* begin Data extract *

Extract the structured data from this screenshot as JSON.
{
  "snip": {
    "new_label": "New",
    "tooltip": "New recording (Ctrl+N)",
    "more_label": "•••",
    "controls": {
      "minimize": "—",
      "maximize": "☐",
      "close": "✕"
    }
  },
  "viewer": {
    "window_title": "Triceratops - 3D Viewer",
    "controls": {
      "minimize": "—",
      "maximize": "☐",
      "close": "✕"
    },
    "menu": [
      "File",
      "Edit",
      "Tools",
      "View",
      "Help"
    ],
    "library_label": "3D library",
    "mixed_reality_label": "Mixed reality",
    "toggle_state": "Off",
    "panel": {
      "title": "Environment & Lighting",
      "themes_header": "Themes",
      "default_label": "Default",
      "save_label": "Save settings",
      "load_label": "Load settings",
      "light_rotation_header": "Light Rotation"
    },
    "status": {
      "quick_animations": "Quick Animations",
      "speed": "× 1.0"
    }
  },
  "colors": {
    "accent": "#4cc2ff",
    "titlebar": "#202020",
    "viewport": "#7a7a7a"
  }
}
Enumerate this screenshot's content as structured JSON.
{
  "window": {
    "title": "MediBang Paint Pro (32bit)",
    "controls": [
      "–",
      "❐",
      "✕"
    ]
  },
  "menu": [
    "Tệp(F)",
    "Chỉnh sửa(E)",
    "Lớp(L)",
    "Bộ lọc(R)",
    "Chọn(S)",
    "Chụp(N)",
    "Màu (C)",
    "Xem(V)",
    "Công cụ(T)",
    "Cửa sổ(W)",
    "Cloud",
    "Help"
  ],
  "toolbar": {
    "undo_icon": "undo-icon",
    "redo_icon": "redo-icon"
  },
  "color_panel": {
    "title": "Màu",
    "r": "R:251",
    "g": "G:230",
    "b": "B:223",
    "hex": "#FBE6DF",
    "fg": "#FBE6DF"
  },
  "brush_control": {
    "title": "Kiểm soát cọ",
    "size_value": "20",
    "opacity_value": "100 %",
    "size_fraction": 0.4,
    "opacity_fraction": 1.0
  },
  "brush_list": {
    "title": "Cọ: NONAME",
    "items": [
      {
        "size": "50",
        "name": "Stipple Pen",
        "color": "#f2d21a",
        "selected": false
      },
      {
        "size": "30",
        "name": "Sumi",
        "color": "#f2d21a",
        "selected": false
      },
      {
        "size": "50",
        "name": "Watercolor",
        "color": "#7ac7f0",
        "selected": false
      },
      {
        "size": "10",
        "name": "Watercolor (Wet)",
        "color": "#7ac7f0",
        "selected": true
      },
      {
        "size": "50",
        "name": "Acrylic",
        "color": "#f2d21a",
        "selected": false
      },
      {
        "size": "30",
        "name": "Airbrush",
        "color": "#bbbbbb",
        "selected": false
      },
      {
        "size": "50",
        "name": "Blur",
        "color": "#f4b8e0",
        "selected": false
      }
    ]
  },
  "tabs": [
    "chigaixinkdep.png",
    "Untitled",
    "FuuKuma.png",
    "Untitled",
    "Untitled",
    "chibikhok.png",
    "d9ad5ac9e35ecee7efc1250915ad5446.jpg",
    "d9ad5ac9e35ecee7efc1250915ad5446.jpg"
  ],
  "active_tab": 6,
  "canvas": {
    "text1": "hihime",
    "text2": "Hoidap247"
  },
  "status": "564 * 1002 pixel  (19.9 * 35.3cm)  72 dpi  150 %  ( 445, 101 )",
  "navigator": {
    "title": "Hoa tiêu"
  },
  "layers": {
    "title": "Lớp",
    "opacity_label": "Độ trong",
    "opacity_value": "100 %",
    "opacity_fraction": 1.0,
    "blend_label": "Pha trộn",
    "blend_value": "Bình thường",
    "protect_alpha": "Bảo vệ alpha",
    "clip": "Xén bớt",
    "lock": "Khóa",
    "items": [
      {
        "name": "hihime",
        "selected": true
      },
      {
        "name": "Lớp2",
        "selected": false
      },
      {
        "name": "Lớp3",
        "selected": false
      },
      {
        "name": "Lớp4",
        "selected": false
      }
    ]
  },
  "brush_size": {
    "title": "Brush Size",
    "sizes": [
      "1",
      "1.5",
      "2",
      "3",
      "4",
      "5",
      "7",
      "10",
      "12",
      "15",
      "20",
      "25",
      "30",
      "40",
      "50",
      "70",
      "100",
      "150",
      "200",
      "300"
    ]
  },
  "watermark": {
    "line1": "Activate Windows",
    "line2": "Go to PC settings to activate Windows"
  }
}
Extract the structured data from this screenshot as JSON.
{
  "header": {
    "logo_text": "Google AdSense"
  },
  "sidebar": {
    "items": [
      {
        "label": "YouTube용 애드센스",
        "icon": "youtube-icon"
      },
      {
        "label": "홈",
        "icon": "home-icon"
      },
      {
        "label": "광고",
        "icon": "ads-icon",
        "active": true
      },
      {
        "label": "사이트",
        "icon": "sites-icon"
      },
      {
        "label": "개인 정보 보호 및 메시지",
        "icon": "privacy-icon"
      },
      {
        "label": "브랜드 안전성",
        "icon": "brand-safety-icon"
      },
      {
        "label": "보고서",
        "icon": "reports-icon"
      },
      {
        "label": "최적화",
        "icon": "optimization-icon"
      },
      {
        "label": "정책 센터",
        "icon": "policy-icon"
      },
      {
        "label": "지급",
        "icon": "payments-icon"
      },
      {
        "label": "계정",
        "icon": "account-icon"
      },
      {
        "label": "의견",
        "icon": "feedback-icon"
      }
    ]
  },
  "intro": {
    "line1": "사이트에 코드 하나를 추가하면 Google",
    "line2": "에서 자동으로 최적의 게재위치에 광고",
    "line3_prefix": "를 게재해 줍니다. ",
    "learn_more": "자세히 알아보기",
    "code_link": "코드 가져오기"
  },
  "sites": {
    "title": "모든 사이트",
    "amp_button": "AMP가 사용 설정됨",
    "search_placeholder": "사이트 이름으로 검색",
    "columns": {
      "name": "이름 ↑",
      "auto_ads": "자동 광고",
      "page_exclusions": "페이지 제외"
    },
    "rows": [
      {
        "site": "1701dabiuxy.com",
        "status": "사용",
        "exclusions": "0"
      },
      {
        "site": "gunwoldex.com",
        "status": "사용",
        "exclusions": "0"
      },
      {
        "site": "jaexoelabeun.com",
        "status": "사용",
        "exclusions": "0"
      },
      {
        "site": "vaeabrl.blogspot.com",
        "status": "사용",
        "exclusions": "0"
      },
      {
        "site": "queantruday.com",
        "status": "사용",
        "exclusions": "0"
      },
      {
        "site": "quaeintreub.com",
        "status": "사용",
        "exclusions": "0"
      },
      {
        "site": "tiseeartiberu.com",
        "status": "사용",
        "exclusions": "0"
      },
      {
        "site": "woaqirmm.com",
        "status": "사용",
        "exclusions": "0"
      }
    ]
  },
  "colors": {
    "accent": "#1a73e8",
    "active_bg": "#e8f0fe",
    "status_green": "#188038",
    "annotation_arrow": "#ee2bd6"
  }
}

* end Data extract *

→ **Exercise details**:
The full set of records should be duplicated exactly.

→ **Complete answer**:
Extract the structured data from this screenshot as JSON.
{
  "snip": {
    "new_label": "New",
    "tooltip": "New recording (Ctrl+N)",
    "more_label": "•••",
    "controls": {
      "minimize": "—",
      "maximize": "☐",
      "close": "✕"
    }
  },
  "viewer": {
    "window_title": "Triceratops - 3D Viewer",
    "controls": {
      "minimize": "—",
      "maximize": "☐",
      "close": "✕"
    },
    "menu": [
      "File",
      "Edit",
      "Tools",
      "View",
      "Help"
    ],
    "library_label": "3D library",
    "mixed_reality_label": "Mixed reality",
    "toggle_state": "Off",
    "panel": {
      "title": "Environment & Lighting",
      "themes_header": "Themes",
      "default_label": "Default",
      "save_label": "Save settings",
      "load_label": "Load settings",
      "light_rotation_header": "Light Rotation"
    },
    "status": {
      "quick_animations": "Quick Animations",
      "speed": "× 1.0"
    }
  },
  "colors": {
    "accent": "#4cc2ff",
    "titlebar": "#202020",
    "viewport": "#7a7a7a"
  }
}
Enumerate this screenshot's content as structured JSON.
{
  "window": {
    "title": "MediBang Paint Pro (32bit)",
    "controls": [
      "–",
      "❐",
      "✕"
    ]
  },
  "menu": [
    "Tệp(F)",
    "Chỉnh sửa(E)",
    "Lớp(L)",
    "Bộ lọc(R)",
    "Chọn(S)",
    "Chụp(N)",
    "Màu (C)",
    "Xem(V)",
    "Công cụ(T)",
    "Cửa sổ(W)",
    "Cloud",
    "Help"
  ],
  "toolbar": {
    "undo_icon": "undo-icon",
    "redo_icon": "redo-icon"
  },
  "color_panel": {
    "title": "Màu",
    "r": "R:251",
    "g": "G:230",
    "b": "B:223",
    "hex": "#FBE6DF",
    "fg": "#FBE6DF"
  },
  "brush_control": {
    "title": "Kiểm soát cọ",
    "size_value": "20",
    "opacity_value": "100 %",
    "size_fraction": 0.4,
    "opacity_fraction": 1.0
  },
  "brush_list": {
    "title": "Cọ: NONAME",
    "items": [
      {
        "size": "50",
        "name": "Stipple Pen",
        "color": "#f2d21a",
        "selected": false
      },
      {
        "size": "30",
        "name": "Sumi",
        "color": "#f2d21a",
        "selected": false
      },
      {
        "size": "50",
        "name": "Watercolor",
        "color": "#7ac7f0",
        "selected": false
      },
      {
        "size": "10",
        "name": "Watercolor (Wet)",
        "color": "#7ac7f0",
        "selected": true
      },
      {
        "size": "50",
        "name": "Acrylic",
        "color": "#f2d21a",
        "selected": false
      },
      {
        "size": "30",
        "name": "Airbrush",
        "color": "#bbbbbb",
        "selected": false
      },
      {
        "size": "50",
        "name": "Blur",
        "color": "#f4b8e0",
        "selected": false
      }
    ]
  },
  "tabs": [
    "chigaixinkdep.png",
    "Untitled",
    "FuuKuma.png",
    "Untitled",
    "Untitled",
    "chibikhok.png",
    "d9ad5ac9e35ecee7efc1250915ad5446.jpg",
    "d9ad5ac9e35ecee7efc1250915ad5446.jpg"
  ],
  "active_tab": 6,
  "canvas": {
    "text1": "hihime",
    "text2": "Hoidap247"
  },
  "status": "564 * 1002 pixel  (19.9 * 35.3cm)  72 dpi  150 %  ( 445, 101 )",
  "navigator": {
    "title": "Hoa tiêu"
  },
  "layers": {
    "title": "Lớp",
    "opacity_label": "Độ trong",
    "opacity_value": "100 %",
    "opacity_fraction": 1.0,
    "blend_label": "Pha trộn",
    "blend_value": "Bình thường",
    "protect_alpha": "Bảo vệ alpha",
    "clip": "Xén bớt",
    "lock": "Khóa",
    "items": [
      {
        "name": "hihime",
        "selected": true
      },
      {
        "name": "Lớp2",
        "selected": false
      },
      {
        "name": "Lớp3",
        "selected": false
      },
      {
        "name": "Lớp4",
        "selected": false
      }
    ]
  },
  "brush_size": {
    "title": "Brush Size",
    "sizes": [
      "1",
      "1.5",
      "2",
      "3",
      "4",
      "5",
      "7",
      "10",
      "12",
      "15",
      "20",
      "25",
      "30",
      "40",
      "50",
      "70",
      "100",
      "150",
      "200",
      "300"
    ]
  },
  "watermark": {
    "line1": "Activate Windows",
    "line2": "Go to PC settings to activate Windows"
  }
}
Extract the structured data from this screenshot as JSON.
{
  "header": {
    "logo_text": "Google AdSense"
  },
  "sidebar": {
    "items": [
      {
        "label": "YouTube용 애드센스",
        "icon": "youtube-icon"
      },
      {
        "label": "홈",
        "icon": "home-icon"
      },
      {
        "label": "광고",
        "icon": "ads-icon",
        "active": true
      },
      {
        "label": "사이트",
        "icon": "sites-icon"
      },
      {
        "label": "개인 정보 보호 및 메시지",
        "icon": "privacy-icon"
      },
      {
        "label": "브랜드 안전성",
        "icon": "brand-safety-icon"
      },
      {
        "label": "보고서",
        "icon": "reports-icon"
      },
      {
        "label": "최적화",
        "icon": "optimization-icon"
      },
      {
        "label": "정책 센터",
        "icon": "policy-icon"
      },
      {
        "label": "지급",
        "icon": "payments-icon"
      },
      {
        "label": "계정",
        "icon": "account-icon"
      },
      {
        "label": "의견",
        "icon": "feedback-icon"
      }
    ]
  },
  "intro": {
    "line1": "사이트에 코드 하나를 추가하면 Google",
    "line2": "에서 자동으로 최적의 게재위치에 광고",
    "line3_prefix": "를 게재해 줍니다. ",
    "learn_more": "자세히 알아보기",
    "code_link": "코드 가져오기"
  },
  "sites": {
    "title": "모든 사이트",
    "amp_button": "AMP가 사용 설정됨",
    "search_placeholder": "사이트 이름으로 검색",
    "columns": {
      "name": "이름 ↑",
      "auto_ads": "자동 광고",
      "page_exclusions": "페이지 제외"
    },
    "rows": [
      {
        "site": "1701dabiuxy.com",
        "status": "사용",
        "exclusions": "0"
      },
      {
        "site": "gunwoldex.com",
        "status": "사용",
        "exclusions": "0"
      },
      {
        "site": "jaexoelabeun.com",
        "status": "사용",
        "exclusions": "0"
      },
      {
        "site": "vaeabrl.blogspot.com",
        "status": "사용",
        "exclusions": "0"
      },
      {
        "site": "queantruday.com",
        "status": "사용",
        "exclusions": "0"
      },
      {
        "site": "quaeintreub.com",
        "status": "사용",
        "exclusions": "0"
      },
      {
        "site": "tiseeartiberu.com",
        "status": "사용",
        "exclusions": "0"
      },
      {
        "site": "woaqirmm.com",
        "status": "사용",
        "exclusions": "0"
      }
    ]
  },
  "colors": {
    "accent": "#1a73e8",
    "active_bg": "#e8f0fe",
    "status_green": "#188038",
    "annotation_arrow": "#ee2bd6"
  }
}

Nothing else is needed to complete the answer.